REQUIREMENTS – In the data, extract each line that holds the string "label".

EXERCISE MATERIALS –
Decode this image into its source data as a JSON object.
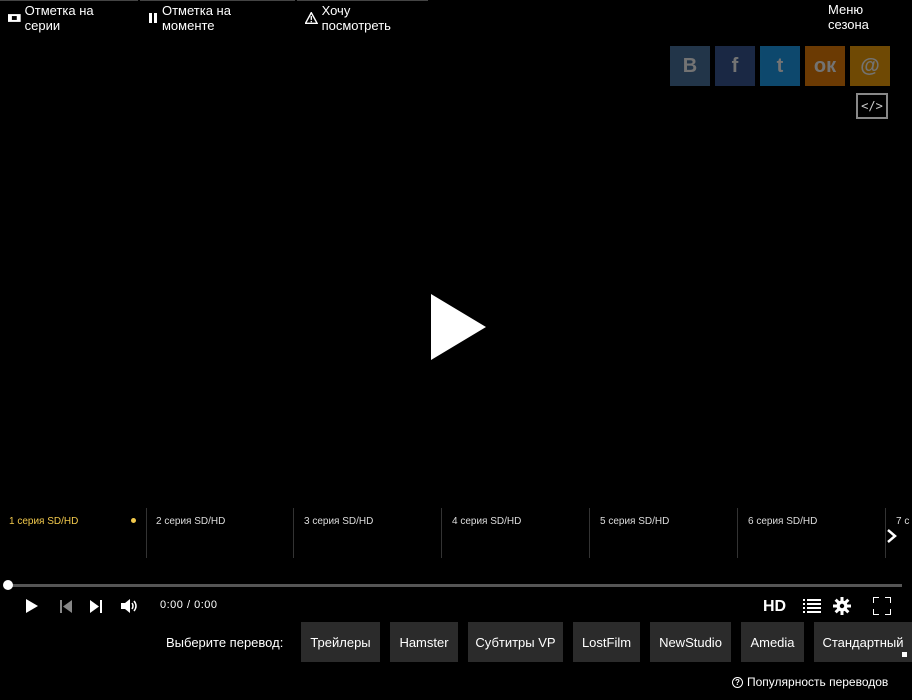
{
  "top_bar": {
    "mark_episode": "Отметка на серии",
    "mark_moment": "Отметка на моменте",
    "want_to_watch": "Хочу посмотреть",
    "season_menu": "Меню сезона"
  },
  "social": [
    {
      "name": "vk",
      "glyph": "В",
      "color": "#4c75a3"
    },
    {
      "name": "facebook",
      "glyph": "f",
      "color": "#3b5998"
    },
    {
      "name": "twitter",
      "glyph": "t",
      "color": "#1da1f2"
    },
    {
      "name": "odnoklassniki",
      "glyph": "ок",
      "color": "#ee8208"
    },
    {
      "name": "mail",
      "glyph": "@",
      "color": "#f5a30b"
    }
  ],
  "embed_glyph": "</>",
  "episodes": [
    {
      "label": "1 серия SD/HD",
      "active": true
    },
    {
      "label": "2 серия SD/HD",
      "active": false
    },
    {
      "label": "3 серия SD/HD",
      "active": false
    },
    {
      "label": "4 серия SD/HD",
      "active": false
    },
    {
      "label": "5 серия SD/HD",
      "active": false
    },
    {
      "label": "6 серия SD/HD",
      "active": false
    },
    {
      "label": "7 с",
      "active": false
    }
  ],
  "player": {
    "time": "0:00 / 0:00",
    "quality": "HD",
    "progress": 0
  },
  "translation": {
    "label": "Выберите перевод:",
    "options": [
      "Трейлеры",
      "Hamster",
      "Субтитры VP",
      "LostFilm",
      "NewStudio",
      "Amedia",
      "Стандартный"
    ],
    "popularity": "Популярность переводов"
  },
  "colors": {
    "accent": "#f2c94c",
    "button_bg": "#2b2b2b"
  }
}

PROBLEM SOLUTION –
      "label": "1 серия SD/HD",
      "label": "2 серия SD/HD",
      "label": "3 серия SD/HD",
      "label": "4 серия SD/HD",
      "label": "5 серия SD/HD",
      "label": "6 серия SD/HD",
      "label": "7 с",
    "label": "Выберите перевод:",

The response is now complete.